::: TASK INPUT :::

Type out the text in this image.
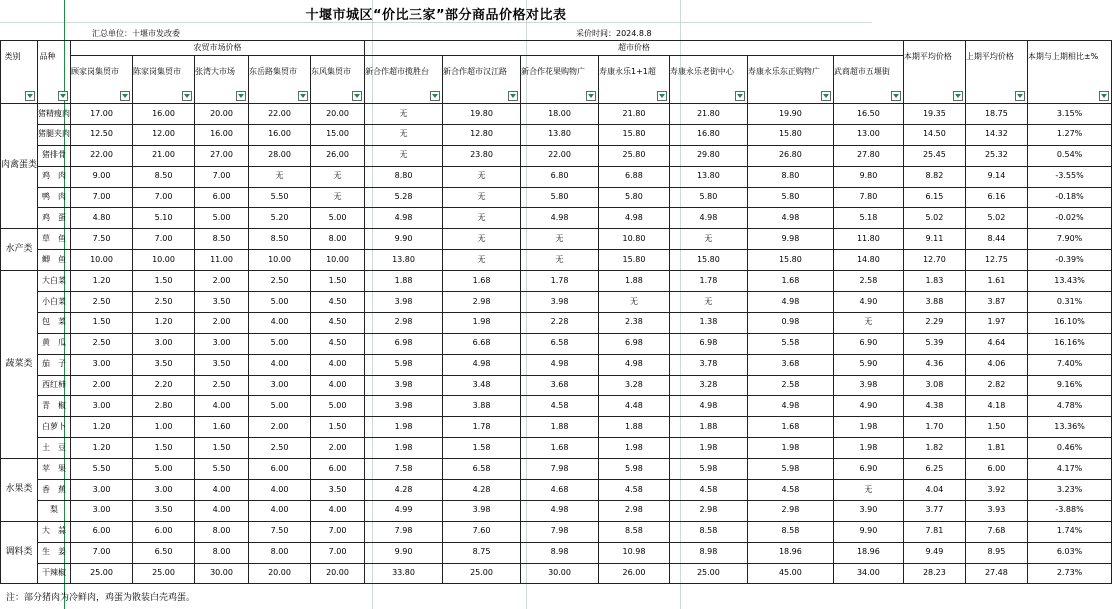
十堰市城区“价比三家”部分商品价格对比表
汇总单位：十堰市发改委	采价时间：2024.8.8
类别	品种	农贸市场价格					超市价格							本期平均价格	上期平均价格	本期与上期相比±%

		顾家岗集贸市	陈家岗集贸市	张湾大市场	东岳路集贸市	东风集贸市	新合作超市揽胜台	新合作超市汉江路	新合作花果购物广	寿康永乐1+1超	寿康永乐老街中心	寿康永乐东正购物广	武商超市五堰街			

肉禽蛋类	猪精瘦肉	17.00	16.00	20.00	22.00	20.00	无	19.80	18.00	21.80	21.80	19.90	16.50	19.35	18.75	3.15%
	猪腿夹肉	12.50	12.00	16.00	16.00	15.00	无	12.80	13.80	15.80	16.80	15.80	13.00	14.50	14.32	1.27%
	猪排骨	22.00	21.00	27.00	28.00	26.00	无	23.80	22.00	25.80	29.80	26.80	27.80	25.45	25.32	0.54%
	鸡　肉	9.00	8.50	7.00	无	无	8.80	无	6.80	6.88	13.80	8.80	9.80	8.82	9.14	-3.55%
	鸭　肉	7.00	7.00	6.00	5.50	无	5.28	无	5.80	5.80	5.80	5.80	7.80	6.15	6.16	-0.18%
	鸡　蛋	4.80	5.10	5.00	5.20	5.00	4.98	无	4.98	4.98	4.98	4.98	5.18	5.02	5.02	-0.02%
水产类	草　鱼	7.50	7.00	8.50	8.50	8.00	9.90	无	无	10.80	无	9.98	11.80	9.11	8.44	7.90%
	鲫　鱼	10.00	10.00	11.00	10.00	10.00	13.80	无	无	15.80	15.80	15.80	14.80	12.70	12.75	-0.39%
蔬菜类	大白菜	1.20	1.50	2.00	2.50	1.50	1.88	1.68	1.78	1.88	1.78	1.68	2.58	1.83	1.61	13.43%
	小白菜	2.50	2.50	3.50	5.00	4.50	3.98	2.98	3.98	无	无	4.98	4.90	3.88	3.87	0.31%
	包　菜	1.50	1.20	2.00	4.00	4.50	2.98	1.98	2.28	2.38	1.38	0.98	无	2.29	1.97	16.10%
	黄　瓜	2.50	3.00	3.00	5.00	4.50	6.98	6.68	6.58	6.98	6.98	5.58	6.90	5.39	4.64	16.16%
	茄　子	3.00	3.50	3.50	4.00	4.00	5.98	4.98	4.98	4.98	3.78	3.68	5.90	4.36	4.06	7.40%
	西红柿	2.00	2.20	2.50	3.00	4.00	3.98	3.48	3.68	3.28	3.28	2.58	3.98	3.08	2.82	9.16%
	青　椒	3.00	2.80	4.00	5.00	5.00	3.98	3.88	4.58	4.48	4.98	4.98	4.90	4.38	4.18	4.78%
	白萝卜	1.20	1.00	1.60	2.00	1.50	1.98	1.78	1.88	1.88	1.88	1.68	1.98	1.70	1.50	13.36%
	土　豆	1.20	1.50	1.50	2.50	2.00	1.98	1.58	1.68	1.98	1.98	1.98	1.98	1.82	1.81	0.46%
水果类	苹　果	5.50	5.00	5.50	6.00	6.00	7.58	6.58	7.98	5.98	5.98	5.98	6.90	6.25	6.00	4.17%
	香　蕉	3.00	3.00	4.00	4.00	3.50	4.28	4.28	4.68	4.58	4.58	4.58	无	4.04	3.92	3.23%
	梨	3.00	3.50	4.00	4.00	4.00	4.99	3.98	4.98	2.98	2.98	2.98	3.90	3.77	3.93	-3.88%
调料类	大　蒜	6.00	6.00	8.00	7.50	7.00	7.98	7.60	7.98	8.58	8.58	8.58	9.90	7.81	7.68	1.74%
	生　姜	7.00	6.50	8.00	8.00	7.00	9.90	8.75	8.98	10.98	8.98	18.96	18.96	9.49	8.95	6.03%
	干辣椒	25.00	25.00	30.00	20.00	20.00	33.80	25.00	30.00	26.00	25.00	45.00	34.00	28.23	27.48	2.73%
注：部分猪肉为冷鲜肉，鸡蛋为散装白壳鸡蛋。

:::

SHORT PROBLEM> From the listing, extract all text exactly as given and drop any picture.

ANSWER BELOW>
Type out the text in this image.
十堰市城区“价比三家”部分商品价格对比表
汇总单位：十堰市发改委	采价时间：2024.8.8
类别	品种	农贸市场价格					超市价格							本期平均价格	上期平均价格	本期与上期相比±%

		顾家岗集贸市	陈家岗集贸市	张湾大市场	东岳路集贸市	东风集贸市	新合作超市揽胜台	新合作超市汉江路	新合作花果购物广	寿康永乐1+1超	寿康永乐老街中心	寿康永乐东正购物广	武商超市五堰街			

肉禽蛋类	猪精瘦肉	17.00	16.00	20.00	22.00	20.00	无	19.80	18.00	21.80	21.80	19.90	16.50	19.35	18.75	3.15%
	猪腿夹肉	12.50	12.00	16.00	16.00	15.00	无	12.80	13.80	15.80	16.80	15.80	13.00	14.50	14.32	1.27%
	猪排骨	22.00	21.00	27.00	28.00	26.00	无	23.80	22.00	25.80	29.80	26.80	27.80	25.45	25.32	0.54%
	鸡　肉	9.00	8.50	7.00	无	无	8.80	无	6.80	6.88	13.80	8.80	9.80	8.82	9.14	-3.55%
	鸭　肉	7.00	7.00	6.00	5.50	无	5.28	无	5.80	5.80	5.80	5.80	7.80	6.15	6.16	-0.18%
	鸡　蛋	4.80	5.10	5.00	5.20	5.00	4.98	无	4.98	4.98	4.98	4.98	5.18	5.02	5.02	-0.02%
水产类	草　鱼	7.50	7.00	8.50	8.50	8.00	9.90	无	无	10.80	无	9.98	11.80	9.11	8.44	7.90%
	鲫　鱼	10.00	10.00	11.00	10.00	10.00	13.80	无	无	15.80	15.80	15.80	14.80	12.70	12.75	-0.39%
蔬菜类	大白菜	1.20	1.50	2.00	2.50	1.50	1.88	1.68	1.78	1.88	1.78	1.68	2.58	1.83	1.61	13.43%
	小白菜	2.50	2.50	3.50	5.00	4.50	3.98	2.98	3.98	无	无	4.98	4.90	3.88	3.87	0.31%
	包　菜	1.50	1.20	2.00	4.00	4.50	2.98	1.98	2.28	2.38	1.38	0.98	无	2.29	1.97	16.10%
	黄　瓜	2.50	3.00	3.00	5.00	4.50	6.98	6.68	6.58	6.98	6.98	5.58	6.90	5.39	4.64	16.16%
	茄　子	3.00	3.50	3.50	4.00	4.00	5.98	4.98	4.98	4.98	3.78	3.68	5.90	4.36	4.06	7.40%
	西红柿	2.00	2.20	2.50	3.00	4.00	3.98	3.48	3.68	3.28	3.28	2.58	3.98	3.08	2.82	9.16%
	青　椒	3.00	2.80	4.00	5.00	5.00	3.98	3.88	4.58	4.48	4.98	4.98	4.90	4.38	4.18	4.78%
	白萝卜	1.20	1.00	1.60	2.00	1.50	1.98	1.78	1.88	1.88	1.88	1.68	1.98	1.70	1.50	13.36%
	土　豆	1.20	1.50	1.50	2.50	2.00	1.98	1.58	1.68	1.98	1.98	1.98	1.98	1.82	1.81	0.46%
水果类	苹　果	5.50	5.00	5.50	6.00	6.00	7.58	6.58	7.98	5.98	5.98	5.98	6.90	6.25	6.00	4.17%
	香　蕉	3.00	3.00	4.00	4.00	3.50	4.28	4.28	4.68	4.58	4.58	4.58	无	4.04	3.92	3.23%
	梨	3.00	3.50	4.00	4.00	4.00	4.99	3.98	4.98	2.98	2.98	2.98	3.90	3.77	3.93	-3.88%
调料类	大　蒜	6.00	6.00	8.00	7.50	7.00	7.98	7.60	7.98	8.58	8.58	8.58	9.90	7.81	7.68	1.74%
	生　姜	7.00	6.50	8.00	8.00	7.00	9.90	8.75	8.98	10.98	8.98	18.96	18.96	9.49	8.95	6.03%
	干辣椒	25.00	25.00	30.00	20.00	20.00	33.80	25.00	30.00	26.00	25.00	45.00	34.00	28.23	27.48	2.73%
注：部分猪肉为冷鲜肉，鸡蛋为散装白壳鸡蛋。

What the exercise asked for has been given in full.